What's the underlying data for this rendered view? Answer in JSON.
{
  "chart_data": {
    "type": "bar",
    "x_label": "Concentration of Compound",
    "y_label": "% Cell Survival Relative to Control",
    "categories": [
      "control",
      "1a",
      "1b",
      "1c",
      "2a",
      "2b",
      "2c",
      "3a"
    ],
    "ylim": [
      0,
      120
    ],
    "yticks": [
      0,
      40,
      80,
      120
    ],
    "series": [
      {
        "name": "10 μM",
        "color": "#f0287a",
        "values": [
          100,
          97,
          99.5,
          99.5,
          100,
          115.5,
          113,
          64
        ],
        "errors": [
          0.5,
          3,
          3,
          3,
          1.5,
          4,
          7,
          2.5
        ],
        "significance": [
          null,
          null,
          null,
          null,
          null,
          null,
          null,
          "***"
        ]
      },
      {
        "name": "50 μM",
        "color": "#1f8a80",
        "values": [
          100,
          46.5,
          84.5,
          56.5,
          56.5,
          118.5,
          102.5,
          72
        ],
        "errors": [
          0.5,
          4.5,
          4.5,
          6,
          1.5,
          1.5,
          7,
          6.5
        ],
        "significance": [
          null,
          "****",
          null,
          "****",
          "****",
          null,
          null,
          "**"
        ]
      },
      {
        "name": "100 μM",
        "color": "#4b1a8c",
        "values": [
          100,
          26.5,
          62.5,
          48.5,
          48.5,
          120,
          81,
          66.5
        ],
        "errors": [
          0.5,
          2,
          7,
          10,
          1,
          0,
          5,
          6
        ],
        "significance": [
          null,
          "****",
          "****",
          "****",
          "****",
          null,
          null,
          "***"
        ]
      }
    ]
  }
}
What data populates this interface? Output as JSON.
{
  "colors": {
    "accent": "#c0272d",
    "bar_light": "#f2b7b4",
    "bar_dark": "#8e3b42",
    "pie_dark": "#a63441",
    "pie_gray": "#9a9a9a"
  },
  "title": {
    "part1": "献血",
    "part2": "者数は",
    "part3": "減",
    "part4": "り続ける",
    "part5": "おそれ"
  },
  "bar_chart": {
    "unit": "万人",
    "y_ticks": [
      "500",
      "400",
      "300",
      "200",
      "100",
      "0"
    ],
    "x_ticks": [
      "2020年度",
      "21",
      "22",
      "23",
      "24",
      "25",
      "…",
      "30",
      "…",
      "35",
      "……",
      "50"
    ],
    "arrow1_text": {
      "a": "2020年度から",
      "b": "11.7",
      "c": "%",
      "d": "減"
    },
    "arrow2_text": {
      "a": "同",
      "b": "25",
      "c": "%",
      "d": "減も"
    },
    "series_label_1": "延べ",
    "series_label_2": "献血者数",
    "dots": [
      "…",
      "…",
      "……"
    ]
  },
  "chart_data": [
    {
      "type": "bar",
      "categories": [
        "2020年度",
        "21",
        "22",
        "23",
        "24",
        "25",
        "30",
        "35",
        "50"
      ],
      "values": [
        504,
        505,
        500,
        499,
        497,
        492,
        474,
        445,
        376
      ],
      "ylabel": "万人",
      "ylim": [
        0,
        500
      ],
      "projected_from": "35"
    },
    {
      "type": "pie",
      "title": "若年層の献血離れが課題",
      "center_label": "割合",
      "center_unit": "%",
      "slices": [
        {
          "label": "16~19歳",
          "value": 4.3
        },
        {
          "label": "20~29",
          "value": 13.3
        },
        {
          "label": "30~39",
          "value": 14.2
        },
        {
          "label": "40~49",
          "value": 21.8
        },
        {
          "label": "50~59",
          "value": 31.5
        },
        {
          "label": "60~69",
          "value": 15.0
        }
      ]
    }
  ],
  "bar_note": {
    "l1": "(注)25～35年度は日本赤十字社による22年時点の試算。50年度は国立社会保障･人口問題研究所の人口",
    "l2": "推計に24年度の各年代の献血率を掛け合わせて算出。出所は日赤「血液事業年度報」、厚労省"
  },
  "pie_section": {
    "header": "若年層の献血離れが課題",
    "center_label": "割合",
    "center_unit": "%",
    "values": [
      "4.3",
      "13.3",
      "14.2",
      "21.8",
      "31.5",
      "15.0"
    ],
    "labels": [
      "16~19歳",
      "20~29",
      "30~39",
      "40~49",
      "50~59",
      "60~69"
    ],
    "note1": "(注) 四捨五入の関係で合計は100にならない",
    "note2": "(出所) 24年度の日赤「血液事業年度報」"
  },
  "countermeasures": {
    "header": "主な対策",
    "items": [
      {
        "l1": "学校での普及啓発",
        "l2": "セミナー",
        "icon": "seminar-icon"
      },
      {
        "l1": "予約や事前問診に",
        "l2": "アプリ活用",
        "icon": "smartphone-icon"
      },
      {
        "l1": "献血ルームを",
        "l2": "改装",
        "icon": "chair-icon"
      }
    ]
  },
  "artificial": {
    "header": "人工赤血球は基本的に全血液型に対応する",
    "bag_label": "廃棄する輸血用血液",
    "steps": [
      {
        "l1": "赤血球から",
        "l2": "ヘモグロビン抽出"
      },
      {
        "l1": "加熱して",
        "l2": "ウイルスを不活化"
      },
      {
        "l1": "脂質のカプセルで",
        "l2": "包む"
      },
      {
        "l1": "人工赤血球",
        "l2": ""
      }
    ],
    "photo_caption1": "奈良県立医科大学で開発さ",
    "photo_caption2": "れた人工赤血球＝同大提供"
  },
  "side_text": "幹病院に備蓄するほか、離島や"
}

* [Exercise goal]
Your task is to reproduce all of the records exactly.

* [Result of this task]
What's the underlying data for this rendered view? Answer in JSON.
{
  "chart_data": {
    "type": "bar",
    "x_label": "Concentration of Compound",
    "y_label": "% Cell Survival Relative to Control",
    "categories": [
      "control",
      "1a",
      "1b",
      "1c",
      "2a",
      "2b",
      "2c",
      "3a"
    ],
    "ylim": [
      0,
      120
    ],
    "yticks": [
      0,
      40,
      80,
      120
    ],
    "series": [
      {
        "name": "10 μM",
        "color": "#f0287a",
        "values": [
          100,
          97,
          99.5,
          99.5,
          100,
          115.5,
          113,
          64
        ],
        "errors": [
          0.5,
          3,
          3,
          3,
          1.5,
          4,
          7,
          2.5
        ],
        "significance": [
          null,
          null,
          null,
          null,
          null,
          null,
          null,
          "***"
        ]
      },
      {
        "name": "50 μM",
        "color": "#1f8a80",
        "values": [
          100,
          46.5,
          84.5,
          56.5,
          56.5,
          118.5,
          102.5,
          72
        ],
        "errors": [
          0.5,
          4.5,
          4.5,
          6,
          1.5,
          1.5,
          7,
          6.5
        ],
        "significance": [
          null,
          "****",
          null,
          "****",
          "****",
          null,
          null,
          "**"
        ]
      },
      {
        "name": "100 μM",
        "color": "#4b1a8c",
        "values": [
          100,
          26.5,
          62.5,
          48.5,
          48.5,
          120,
          81,
          66.5
        ],
        "errors": [
          0.5,
          2,
          7,
          10,
          1,
          0,
          5,
          6
        ],
        "significance": [
          null,
          "****",
          "****",
          "****",
          "****",
          null,
          null,
          "***"
        ]
      }
    ]
  }
}
What data populates this interface? Output as JSON.
{
  "colors": {
    "accent": "#c0272d",
    "bar_light": "#f2b7b4",
    "bar_dark": "#8e3b42",
    "pie_dark": "#a63441",
    "pie_gray": "#9a9a9a"
  },
  "title": {
    "part1": "献血",
    "part2": "者数は",
    "part3": "減",
    "part4": "り続ける",
    "part5": "おそれ"
  },
  "bar_chart": {
    "unit": "万人",
    "y_ticks": [
      "500",
      "400",
      "300",
      "200",
      "100",
      "0"
    ],
    "x_ticks": [
      "2020年度",
      "21",
      "22",
      "23",
      "24",
      "25",
      "…",
      "30",
      "…",
      "35",
      "……",
      "50"
    ],
    "arrow1_text": {
      "a": "2020年度から",
      "b": "11.7",
      "c": "%",
      "d": "減"
    },
    "arrow2_text": {
      "a": "同",
      "b": "25",
      "c": "%",
      "d": "減も"
    },
    "series_label_1": "延べ",
    "series_label_2": "献血者数",
    "dots": [
      "…",
      "…",
      "……"
    ]
  },
  "chart_data": [
    {
      "type": "bar",
      "categories": [
        "2020年度",
        "21",
        "22",
        "23",
        "24",
        "25",
        "30",
        "35",
        "50"
      ],
      "values": [
        504,
        505,
        500,
        499,
        497,
        492,
        474,
        445,
        376
      ],
      "ylabel": "万人",
      "ylim": [
        0,
        500
      ],
      "projected_from": "35"
    },
    {
      "type": "pie",
      "title": "若年層の献血離れが課題",
      "center_label": "割合",
      "center_unit": "%",
      "slices": [
        {
          "label": "16~19歳",
          "value": 4.3
        },
        {
          "label": "20~29",
          "value": 13.3
        },
        {
          "label": "30~39",
          "value": 14.2
        },
        {
          "label": "40~49",
          "value": 21.8
        },
        {
          "label": "50~59",
          "value": 31.5
        },
        {
          "label": "60~69",
          "value": 15.0
        }
      ]
    }
  ],
  "bar_note": {
    "l1": "(注)25～35年度は日本赤十字社による22年時点の試算。50年度は国立社会保障･人口問題研究所の人口",
    "l2": "推計に24年度の各年代の献血率を掛け合わせて算出。出所は日赤「血液事業年度報」、厚労省"
  },
  "pie_section": {
    "header": "若年層の献血離れが課題",
    "center_label": "割合",
    "center_unit": "%",
    "values": [
      "4.3",
      "13.3",
      "14.2",
      "21.8",
      "31.5",
      "15.0"
    ],
    "labels": [
      "16~19歳",
      "20~29",
      "30~39",
      "40~49",
      "50~59",
      "60~69"
    ],
    "note1": "(注) 四捨五入の関係で合計は100にならない",
    "note2": "(出所) 24年度の日赤「血液事業年度報」"
  },
  "countermeasures": {
    "header": "主な対策",
    "items": [
      {
        "l1": "学校での普及啓発",
        "l2": "セミナー",
        "icon": "seminar-icon"
      },
      {
        "l1": "予約や事前問診に",
        "l2": "アプリ活用",
        "icon": "smartphone-icon"
      },
      {
        "l1": "献血ルームを",
        "l2": "改装",
        "icon": "chair-icon"
      }
    ]
  },
  "artificial": {
    "header": "人工赤血球は基本的に全血液型に対応する",
    "bag_label": "廃棄する輸血用血液",
    "steps": [
      {
        "l1": "赤血球から",
        "l2": "ヘモグロビン抽出"
      },
      {
        "l1": "加熱して",
        "l2": "ウイルスを不活化"
      },
      {
        "l1": "脂質のカプセルで",
        "l2": "包む"
      },
      {
        "l1": "人工赤血球",
        "l2": ""
      }
    ],
    "photo_caption1": "奈良県立医科大学で開発さ",
    "photo_caption2": "れた人工赤血球＝同大提供"
  },
  "side_text": "幹病院に備蓄するほか、離島や"
}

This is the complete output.